Según el texto sobre la terminal de Carcelén, ¿cuántos años lleva Marcelo Medida vendiendo caramelos?

TEXTO DE LA PÁGINA
◇ ◇ ◇ ◇ ◇

La noche llena de historias a la terminal de Carcelén

La noche llena de historias a la terminal de Carcelén
Foto: Álvaro Pérez / El Telégrafo
11 de octubre de 2016 - 00:00 - Wilmer Torres Peña. Periodista

Ojeroso, cansado, pero con ilusiones, vende Marcelo Medida en la terminal terrestre de Carcelén (al norte de Quito). Acostumbrado al frío de la noche, este originario del barrio La Ronda ha sido testigo de las transformaciones que han sufrido las centrales de pasajeros de la ciudad en las últimas décadas.

“No es chiste tener 40 años vendiendo caramelos, melcochas, agua...”. Ese fue el preámbulo para que hablara —al menos 4 minutos— respecto a sus andanzas y proezas dentro del recinto.

Sin precisar fechas y sin dar detalles, el viejo Marcelo recuerda el alocado movimiento comercial y de viajeros que tuvo hasta 2009 el Cumandá, hoy convertido en parque urbano. También detalla fragmentos de la “fugaz” experiencia en El Recreo (del Trolebús), al sur. “Ahí vendía caramelos”.

Mientras ordena y desempolva unos dulces traídos por sus hijos desde la parroquia Nanegalito, Marcelo dice que atraviesa una etapa de recesión económica (mientras sonríe) debido a que el movimiento de viajeros es bajo en comparación con la terminal de Quitumbe (al sur).

Como pocos, es testigo de las microhistorias que suceden en el lugar de llegada y salida de buses interprovinciales. Este etnógrafo popular ha palpado las sensaciones de viajeros, transportistas, turistas, guardias y familiares. “Esta es mi segunda casa; es mi vida”, sentencia.

“Cuando un turista se me acerca ya sé qué me va a preguntar. Le repito la misma cantaleta de siempre”. Entre esas inquietudes de los visitantes, quienes compran una menta, al menos, destaca: ¿Está cerca Ibarra?; ¿a qué hora llega tal cooperativa de transporte?; ¿es seguro por aquí?; en fin. “Parezco curita, hay muchas confesiones”, comenta riendo.

Desde su kiosco, entre dulces y chucherías, Marcelo fue testigo —por ejemplo— de la muerte de un anciano en una de esas bancas frías hace 4 meses. El otro día, como dice él, una señora esperaba a su esposo, un conductor de una cooperativa, quien arribó al sitio con su amante. “Se armó la de San Judas”. También existen viajeros que se le han acercado a pedirle “una caridad” debido a que han sido víctimas de asaltos. “A algunos no les creo”, apunta.

◇ ◇ ◇ ◇ ◇

DATOS PROPORCIONADOS
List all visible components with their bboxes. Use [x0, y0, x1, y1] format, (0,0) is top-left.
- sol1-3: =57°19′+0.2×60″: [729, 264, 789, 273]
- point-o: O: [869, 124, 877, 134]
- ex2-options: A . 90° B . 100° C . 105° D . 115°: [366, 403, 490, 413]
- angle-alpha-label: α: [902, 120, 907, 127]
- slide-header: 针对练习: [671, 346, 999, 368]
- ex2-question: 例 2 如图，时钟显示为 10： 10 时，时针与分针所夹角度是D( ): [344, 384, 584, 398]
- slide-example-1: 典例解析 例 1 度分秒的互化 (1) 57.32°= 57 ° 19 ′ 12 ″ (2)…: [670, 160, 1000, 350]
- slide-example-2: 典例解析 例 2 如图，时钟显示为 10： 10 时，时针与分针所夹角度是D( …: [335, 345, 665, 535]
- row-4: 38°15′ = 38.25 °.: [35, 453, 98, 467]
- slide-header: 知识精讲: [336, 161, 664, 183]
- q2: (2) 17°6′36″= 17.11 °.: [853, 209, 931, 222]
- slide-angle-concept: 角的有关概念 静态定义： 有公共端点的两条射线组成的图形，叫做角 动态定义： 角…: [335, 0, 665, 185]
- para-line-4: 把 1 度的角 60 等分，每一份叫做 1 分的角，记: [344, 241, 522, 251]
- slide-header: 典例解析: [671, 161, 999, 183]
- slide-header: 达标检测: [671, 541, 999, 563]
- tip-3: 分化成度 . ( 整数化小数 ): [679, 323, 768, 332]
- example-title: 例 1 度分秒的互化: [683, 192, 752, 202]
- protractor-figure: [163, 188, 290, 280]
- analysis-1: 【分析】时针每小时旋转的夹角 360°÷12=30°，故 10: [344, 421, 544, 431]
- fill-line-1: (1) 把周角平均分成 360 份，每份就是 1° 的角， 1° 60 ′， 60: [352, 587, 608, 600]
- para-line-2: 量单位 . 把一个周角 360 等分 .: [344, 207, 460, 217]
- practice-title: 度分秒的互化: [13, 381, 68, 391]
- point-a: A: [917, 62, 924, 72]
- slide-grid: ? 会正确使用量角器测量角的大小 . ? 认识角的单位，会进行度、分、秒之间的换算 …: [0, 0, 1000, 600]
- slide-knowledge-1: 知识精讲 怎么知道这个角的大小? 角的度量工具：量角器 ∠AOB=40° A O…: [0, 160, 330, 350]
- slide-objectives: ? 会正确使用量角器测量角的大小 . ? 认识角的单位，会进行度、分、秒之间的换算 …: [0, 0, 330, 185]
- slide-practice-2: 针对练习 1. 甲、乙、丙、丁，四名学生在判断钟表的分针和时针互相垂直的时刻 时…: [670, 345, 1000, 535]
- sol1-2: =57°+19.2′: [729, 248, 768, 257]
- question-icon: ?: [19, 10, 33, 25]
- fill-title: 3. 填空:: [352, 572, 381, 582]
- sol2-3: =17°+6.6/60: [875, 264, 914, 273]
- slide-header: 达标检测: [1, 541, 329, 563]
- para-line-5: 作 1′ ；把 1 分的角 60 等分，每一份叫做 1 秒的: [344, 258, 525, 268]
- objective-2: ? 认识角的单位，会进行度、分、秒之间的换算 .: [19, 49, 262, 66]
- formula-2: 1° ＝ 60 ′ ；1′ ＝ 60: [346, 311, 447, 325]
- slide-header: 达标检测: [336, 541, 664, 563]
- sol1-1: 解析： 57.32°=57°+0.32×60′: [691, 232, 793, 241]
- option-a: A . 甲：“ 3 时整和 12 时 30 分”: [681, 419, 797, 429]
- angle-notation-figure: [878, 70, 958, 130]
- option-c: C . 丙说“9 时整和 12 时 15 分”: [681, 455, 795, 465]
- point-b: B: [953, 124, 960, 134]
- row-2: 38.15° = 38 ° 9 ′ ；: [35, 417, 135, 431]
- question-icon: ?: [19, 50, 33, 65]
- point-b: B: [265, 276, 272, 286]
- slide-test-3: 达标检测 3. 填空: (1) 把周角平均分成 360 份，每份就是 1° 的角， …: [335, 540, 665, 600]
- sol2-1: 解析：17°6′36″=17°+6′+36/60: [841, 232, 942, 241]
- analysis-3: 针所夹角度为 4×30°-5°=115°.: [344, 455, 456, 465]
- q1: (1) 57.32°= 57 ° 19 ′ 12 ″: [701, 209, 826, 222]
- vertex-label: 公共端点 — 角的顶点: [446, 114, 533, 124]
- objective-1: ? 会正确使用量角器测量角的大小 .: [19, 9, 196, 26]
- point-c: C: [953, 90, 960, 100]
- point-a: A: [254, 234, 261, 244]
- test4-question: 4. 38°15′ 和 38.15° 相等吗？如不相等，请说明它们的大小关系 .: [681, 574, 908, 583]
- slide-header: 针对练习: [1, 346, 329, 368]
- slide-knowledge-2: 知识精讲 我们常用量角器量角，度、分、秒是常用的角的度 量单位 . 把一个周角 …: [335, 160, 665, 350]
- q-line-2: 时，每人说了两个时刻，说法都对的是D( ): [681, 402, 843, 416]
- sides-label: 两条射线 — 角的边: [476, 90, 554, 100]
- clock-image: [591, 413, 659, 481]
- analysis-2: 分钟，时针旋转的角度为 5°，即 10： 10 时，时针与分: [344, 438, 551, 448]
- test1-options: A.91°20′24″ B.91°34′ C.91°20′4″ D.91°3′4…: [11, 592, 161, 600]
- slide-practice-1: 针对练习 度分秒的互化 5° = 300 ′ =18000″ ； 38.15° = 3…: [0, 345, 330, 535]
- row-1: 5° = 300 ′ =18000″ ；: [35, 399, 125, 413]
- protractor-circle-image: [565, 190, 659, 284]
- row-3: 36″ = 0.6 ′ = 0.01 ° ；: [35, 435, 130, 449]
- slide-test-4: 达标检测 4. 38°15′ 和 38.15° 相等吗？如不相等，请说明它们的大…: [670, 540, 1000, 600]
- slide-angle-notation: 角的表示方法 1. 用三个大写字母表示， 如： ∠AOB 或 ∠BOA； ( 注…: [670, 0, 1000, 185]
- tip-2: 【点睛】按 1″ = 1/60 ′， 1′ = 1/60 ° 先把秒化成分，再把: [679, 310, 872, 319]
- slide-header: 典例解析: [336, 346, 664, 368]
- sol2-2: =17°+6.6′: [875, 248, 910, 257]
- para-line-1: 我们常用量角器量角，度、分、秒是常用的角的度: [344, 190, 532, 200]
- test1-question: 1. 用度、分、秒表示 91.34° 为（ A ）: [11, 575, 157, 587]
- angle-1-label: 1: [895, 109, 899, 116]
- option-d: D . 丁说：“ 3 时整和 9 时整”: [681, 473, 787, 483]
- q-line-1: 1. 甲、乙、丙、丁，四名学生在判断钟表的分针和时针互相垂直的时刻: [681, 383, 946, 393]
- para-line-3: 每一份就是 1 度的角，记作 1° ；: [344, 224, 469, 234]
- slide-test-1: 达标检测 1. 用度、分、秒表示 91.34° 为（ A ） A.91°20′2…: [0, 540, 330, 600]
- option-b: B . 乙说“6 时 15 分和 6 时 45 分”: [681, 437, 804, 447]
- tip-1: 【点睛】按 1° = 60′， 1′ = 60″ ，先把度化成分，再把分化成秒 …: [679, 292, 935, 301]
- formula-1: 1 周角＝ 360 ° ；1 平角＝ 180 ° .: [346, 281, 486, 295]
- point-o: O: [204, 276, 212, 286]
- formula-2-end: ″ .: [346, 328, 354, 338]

◇ ◇ ◇ ◇ ◇

RESPUESTA COMPLETA
40 años.